>> Begin Task inputs

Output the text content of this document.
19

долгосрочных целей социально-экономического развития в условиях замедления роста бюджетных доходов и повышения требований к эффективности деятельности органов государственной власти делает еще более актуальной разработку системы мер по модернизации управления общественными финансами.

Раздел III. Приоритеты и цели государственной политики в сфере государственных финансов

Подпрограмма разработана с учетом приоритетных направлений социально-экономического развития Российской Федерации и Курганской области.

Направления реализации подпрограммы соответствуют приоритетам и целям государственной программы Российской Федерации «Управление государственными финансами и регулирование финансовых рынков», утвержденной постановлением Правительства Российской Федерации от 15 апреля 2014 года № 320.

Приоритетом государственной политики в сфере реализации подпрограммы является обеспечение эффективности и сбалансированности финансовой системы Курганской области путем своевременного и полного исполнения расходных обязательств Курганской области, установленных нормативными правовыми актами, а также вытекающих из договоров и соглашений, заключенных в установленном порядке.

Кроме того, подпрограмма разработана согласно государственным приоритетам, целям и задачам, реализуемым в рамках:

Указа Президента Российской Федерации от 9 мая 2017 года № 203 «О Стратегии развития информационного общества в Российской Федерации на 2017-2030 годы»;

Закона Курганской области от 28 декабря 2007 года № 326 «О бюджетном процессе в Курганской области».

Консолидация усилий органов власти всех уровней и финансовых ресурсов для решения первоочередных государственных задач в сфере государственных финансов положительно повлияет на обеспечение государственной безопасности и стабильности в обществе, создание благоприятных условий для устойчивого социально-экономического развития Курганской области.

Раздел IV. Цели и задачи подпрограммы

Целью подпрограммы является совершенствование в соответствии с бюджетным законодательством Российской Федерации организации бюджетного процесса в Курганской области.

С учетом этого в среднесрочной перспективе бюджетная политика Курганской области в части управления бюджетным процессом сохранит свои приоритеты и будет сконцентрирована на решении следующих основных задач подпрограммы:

>> End Task inputs

> _Problem statement_
Retype all of the data shown above, word for word.

> _The output_
Output the text content of this document.
19

долгосрочных целей социально-экономического развития в условиях замедления роста бюджетных доходов и повышения требований к эффективности деятельности органов государственной власти делает еще более актуальной разработку системы мер по модернизации управления общественными финансами.

Раздел III. Приоритеты и цели государственной политики в сфере государственных финансов

Подпрограмма разработана с учетом приоритетных направлений социально-экономического развития Российской Федерации и Курганской области.

Направления реализации подпрограммы соответствуют приоритетам и целям государственной программы Российской Федерации «Управление государственными финансами и регулирование финансовых рынков», утвержденной постановлением Правительства Российской Федерации от 15 апреля 2014 года № 320.

Приоритетом государственной политики в сфере реализации подпрограммы является обеспечение эффективности и сбалансированности финансовой системы Курганской области путем своевременного и полного исполнения расходных обязательств Курганской области, установленных нормативными правовыми актами, а также вытекающих из договоров и соглашений, заключенных в установленном порядке.

Кроме того, подпрограмма разработана согласно государственным приоритетам, целям и задачам, реализуемым в рамках:

Указа Президента Российской Федерации от 9 мая 2017 года № 203 «О Стратегии развития информационного общества в Российской Федерации на 2017-2030 годы»;

Закона Курганской области от 28 декабря 2007 года № 326 «О бюджетном процессе в Курганской области».

Консолидация усилий органов власти всех уровней и финансовых ресурсов для решения первоочередных государственных задач в сфере государственных финансов положительно повлияет на обеспечение государственной безопасности и стабильности в обществе, создание благоприятных условий для устойчивого социально-экономического развития Курганской области.

Раздел IV. Цели и задачи подпрограммы

Целью подпрограммы является совершенствование в соответствии с бюджетным законодательством Российской Федерации организации бюджетного процесса в Курганской области.

С учетом этого в среднесрочной перспективе бюджетная политика Курганской области в части управления бюджетным процессом сохранит свои приоритеты и будет сконцентрирована на решении следующих основных задач подпрограммы:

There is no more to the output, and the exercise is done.